▶ [EXERCISE TASK]: Copy each line that contains the string "było".

-------- PROVIDED RECORDS --------

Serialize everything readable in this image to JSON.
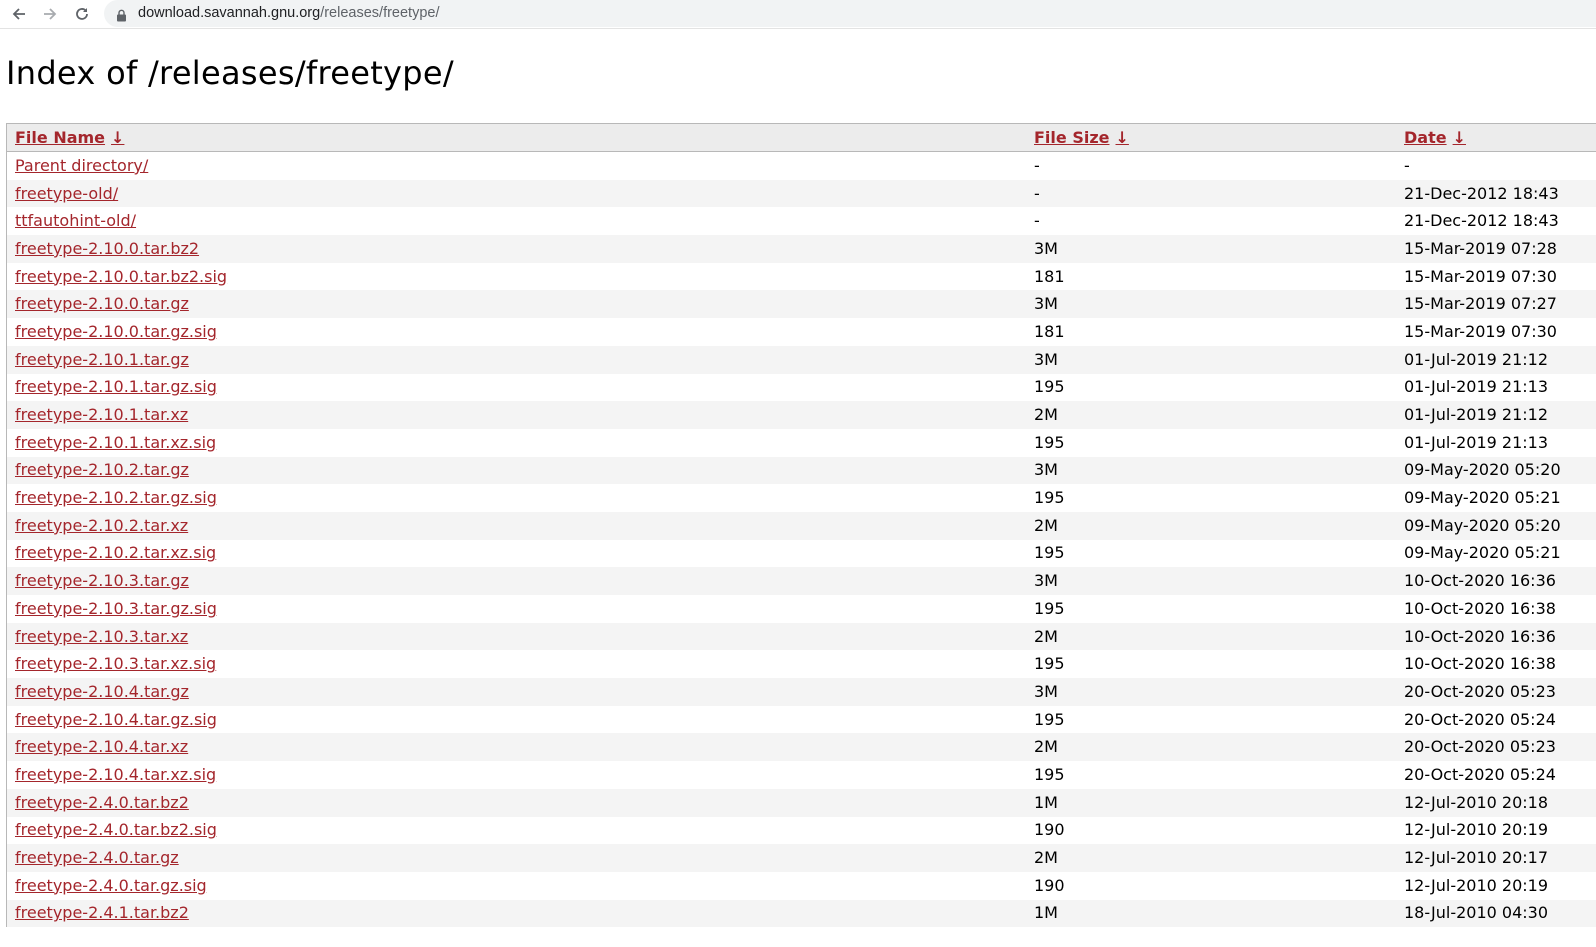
{
  "browser": {
    "url_host": "download.savannah.gnu.org",
    "url_path": "/releases/freetype/"
  },
  "page": {
    "title": "Index of /releases/freetype/"
  },
  "table": {
    "headers": {
      "name": "File Name",
      "size": "File Size",
      "date": "Date",
      "sort_arrow": "↓"
    },
    "rows": [
      {
        "name": "Parent directory/",
        "size": "-",
        "date": "-"
      },
      {
        "name": "freetype-old/",
        "size": "-",
        "date": "21-Dec-2012 18:43"
      },
      {
        "name": "ttfautohint-old/",
        "size": "-",
        "date": "21-Dec-2012 18:43"
      },
      {
        "name": "freetype-2.10.0.tar.bz2",
        "size": "3M",
        "date": "15-Mar-2019 07:28"
      },
      {
        "name": "freetype-2.10.0.tar.bz2.sig",
        "size": "181",
        "date": "15-Mar-2019 07:30"
      },
      {
        "name": "freetype-2.10.0.tar.gz",
        "size": "3M",
        "date": "15-Mar-2019 07:27"
      },
      {
        "name": "freetype-2.10.0.tar.gz.sig",
        "size": "181",
        "date": "15-Mar-2019 07:30"
      },
      {
        "name": "freetype-2.10.1.tar.gz",
        "size": "3M",
        "date": "01-Jul-2019 21:12"
      },
      {
        "name": "freetype-2.10.1.tar.gz.sig",
        "size": "195",
        "date": "01-Jul-2019 21:13"
      },
      {
        "name": "freetype-2.10.1.tar.xz",
        "size": "2M",
        "date": "01-Jul-2019 21:12"
      },
      {
        "name": "freetype-2.10.1.tar.xz.sig",
        "size": "195",
        "date": "01-Jul-2019 21:13"
      },
      {
        "name": "freetype-2.10.2.tar.gz",
        "size": "3M",
        "date": "09-May-2020 05:20"
      },
      {
        "name": "freetype-2.10.2.tar.gz.sig",
        "size": "195",
        "date": "09-May-2020 05:21"
      },
      {
        "name": "freetype-2.10.2.tar.xz",
        "size": "2M",
        "date": "09-May-2020 05:20"
      },
      {
        "name": "freetype-2.10.2.tar.xz.sig",
        "size": "195",
        "date": "09-May-2020 05:21"
      },
      {
        "name": "freetype-2.10.3.tar.gz",
        "size": "3M",
        "date": "10-Oct-2020 16:36"
      },
      {
        "name": "freetype-2.10.3.tar.gz.sig",
        "size": "195",
        "date": "10-Oct-2020 16:38"
      },
      {
        "name": "freetype-2.10.3.tar.xz",
        "size": "2M",
        "date": "10-Oct-2020 16:36"
      },
      {
        "name": "freetype-2.10.3.tar.xz.sig",
        "size": "195",
        "date": "10-Oct-2020 16:38"
      },
      {
        "name": "freetype-2.10.4.tar.gz",
        "size": "3M",
        "date": "20-Oct-2020 05:23"
      },
      {
        "name": "freetype-2.10.4.tar.gz.sig",
        "size": "195",
        "date": "20-Oct-2020 05:24"
      },
      {
        "name": "freetype-2.10.4.tar.xz",
        "size": "2M",
        "date": "20-Oct-2020 05:23"
      },
      {
        "name": "freetype-2.10.4.tar.xz.sig",
        "size": "195",
        "date": "20-Oct-2020 05:24"
      },
      {
        "name": "freetype-2.4.0.tar.bz2",
        "size": "1M",
        "date": "12-Jul-2010 20:18"
      },
      {
        "name": "freetype-2.4.0.tar.bz2.sig",
        "size": "190",
        "date": "12-Jul-2010 20:19"
      },
      {
        "name": "freetype-2.4.0.tar.gz",
        "size": "2M",
        "date": "12-Jul-2010 20:17"
      },
      {
        "name": "freetype-2.4.0.tar.gz.sig",
        "size": "190",
        "date": "12-Jul-2010 20:19"
      },
      {
        "name": "freetype-2.4.1.tar.bz2",
        "size": "1M",
        "date": "18-Jul-2010 04:30"
      }
    ]
  }
}
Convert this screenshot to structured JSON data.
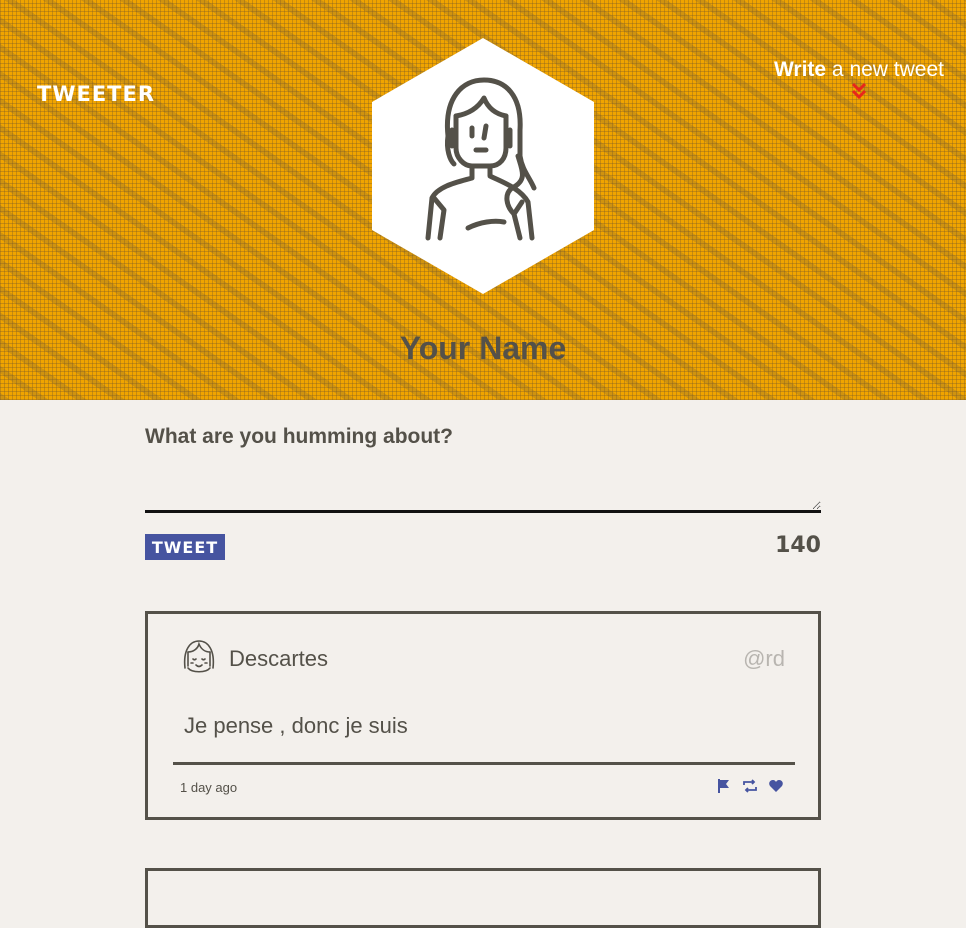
{
  "header": {
    "brand": "TWEETER",
    "compose_toggle": {
      "strong": "Write",
      "rest": " a new tweet"
    },
    "profile_name": "Your Name"
  },
  "compose": {
    "label": "What are you humming about?",
    "input_value": "",
    "button_label": "TWEET",
    "counter": "140"
  },
  "tweets": [
    {
      "author": "Descartes",
      "handle": "@rd",
      "text": "Je pense , donc je suis",
      "time": "1 day ago",
      "actions": [
        "flag-icon",
        "retweet-icon",
        "heart-icon"
      ]
    }
  ],
  "colors": {
    "header_bg": "#f0a400",
    "accent": "#4654a0",
    "arrow": "#e8261b",
    "text": "#545149",
    "page_bg": "#f3f0ec"
  }
}
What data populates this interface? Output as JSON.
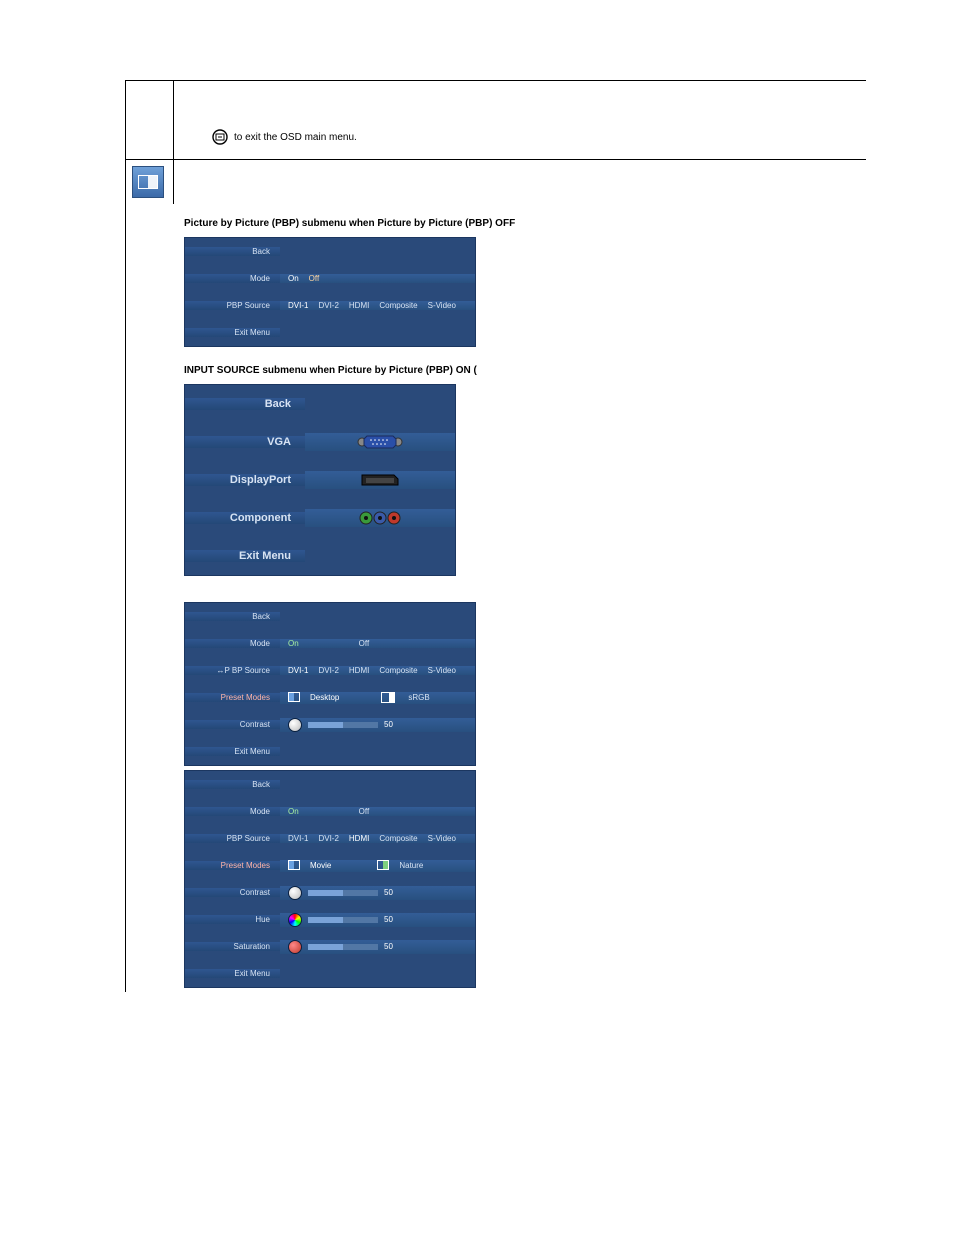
{
  "exit_line_text": "to exit the OSD main menu.",
  "heading_off": "Picture by Picture (PBP) submenu when Picture by Picture (PBP) OFF",
  "heading_on": "INPUT SOURCE submenu when Picture by Picture (PBP) ON (",
  "osd_off": {
    "rows": {
      "back": "Back",
      "mode": "Mode",
      "mode_on": "On",
      "mode_off": "Off",
      "pbp_source": "PBP Source",
      "src_dvi1": "DVI-1",
      "src_dvi2": "DVI-2",
      "src_hdmi": "HDMI",
      "src_composite": "Composite",
      "src_svideo": "S-Video",
      "exit": "Exit Menu"
    }
  },
  "osd_input": {
    "back": "Back",
    "vga": "VGA",
    "displayport": "DisplayPort",
    "component": "Component",
    "exit": "Exit Menu"
  },
  "osd_on_a": {
    "back": "Back",
    "mode": "Mode",
    "mode_on": "On",
    "mode_off": "Off",
    "pbp_source": "BP Source",
    "src_dvi1": "DVI-1",
    "src_dvi2": "DVI-2",
    "src_hdmi": "HDMI",
    "src_composite": "Composite",
    "src_svideo": "S-Video",
    "preset_modes": "Preset Modes",
    "preset_desktop": "Desktop",
    "preset_srgb": "sRGB",
    "contrast": "Contrast",
    "contrast_val": "50",
    "exit": "Exit Menu"
  },
  "osd_on_b": {
    "back": "Back",
    "mode": "Mode",
    "mode_on": "On",
    "mode_off": "Off",
    "pbp_source": "PBP Source",
    "src_dvi1": "DVI-1",
    "src_dvi2": "DVI-2",
    "src_hdmi": "HDMI",
    "src_composite": "Composite",
    "src_svideo": "S-Video",
    "preset_modes": "Preset Modes",
    "preset_movie": "Movie",
    "preset_nature": "Nature",
    "contrast": "Contrast",
    "contrast_val": "50",
    "hue": "Hue",
    "hue_val": "50",
    "saturation": "Saturation",
    "saturation_val": "50",
    "exit": "Exit Menu"
  }
}
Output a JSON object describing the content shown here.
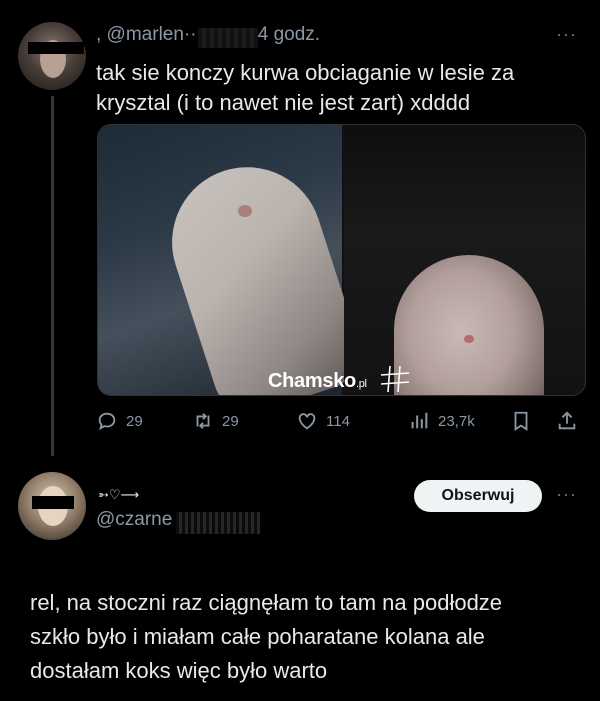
{
  "post1": {
    "handle": ", @marlen········· · 4 godz.",
    "more": "···",
    "text_line1": "tak sie konczy kurwa obciaganie w lesie za",
    "text_line2": "krysztal (i to nawet nie jest zart) xdddd",
    "media": [
      "photo-arm",
      "photo-knee"
    ],
    "actions": {
      "replies": "29",
      "retweets": "29",
      "likes": "114",
      "views": "23,7k"
    }
  },
  "watermark": {
    "brand": "Chamsko",
    "tld": ".pl"
  },
  "post2": {
    "emoji_line": "➳♡⟶",
    "handle": "@czarne",
    "follow_label": "Obserwuj",
    "more": "···",
    "text_line1": "rel, na stoczni raz ciągnęłam to tam na podłodze",
    "text_line2": "szkło było i miałam całe poharatane kolana ale",
    "text_line3": "dostałam koks więc było warto"
  },
  "colors": {
    "background": "#000000",
    "text": "#e7e9ea",
    "muted": "#8b98a5",
    "follow_bg": "#eff3f4"
  }
}
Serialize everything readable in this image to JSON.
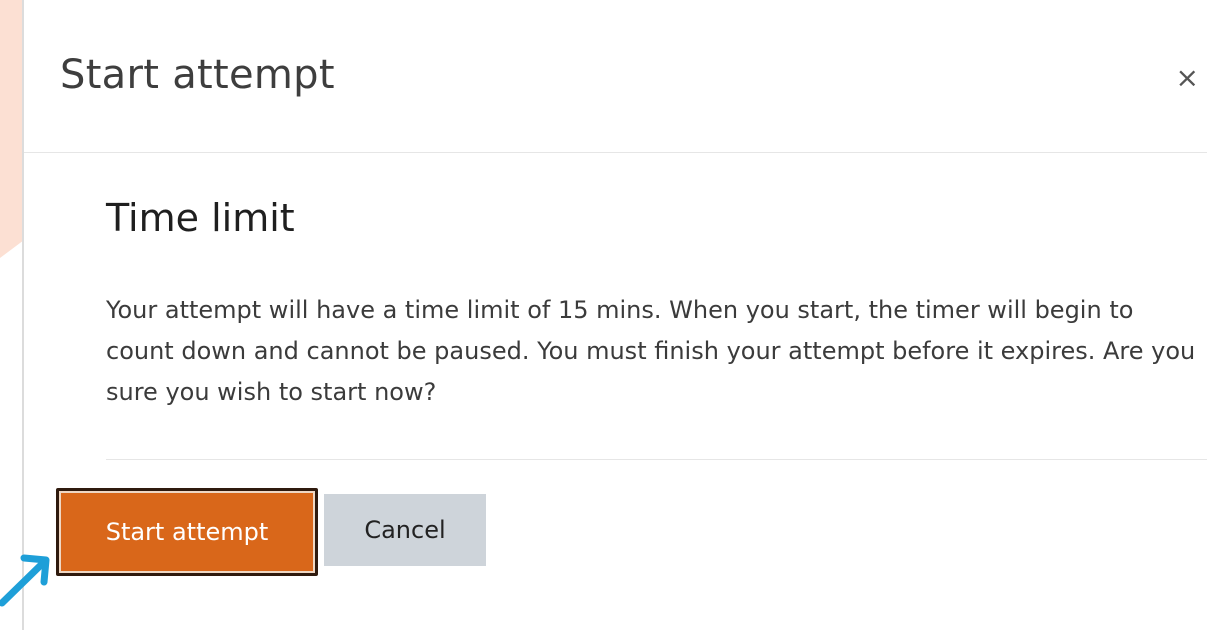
{
  "modal": {
    "title": "Start attempt",
    "close_symbol": "×",
    "close_icon": "close-icon",
    "section_heading": "Time limit",
    "message": "Your attempt will have a time limit of 15 mins. When you start, the timer will begin to count down and cannot be paused. You must finish your attempt before it expires. Are you sure you wish to start now?",
    "primary_button": "Start attempt",
    "secondary_button": "Cancel"
  },
  "colors": {
    "primary": "#d9671a",
    "secondary_bg": "#ced4da",
    "accent_bg": "#fce0d3",
    "arrow": "#1e9fd8"
  },
  "annotation": {
    "arrow_icon": "arrow-pointer-icon"
  }
}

--------

▶ [REPLY TO THE EXERCISE]:
    "text_line2": "szkło było i miałam całe poharatane kolana ale",
    "text_line3": "dostałam koks więc było warto"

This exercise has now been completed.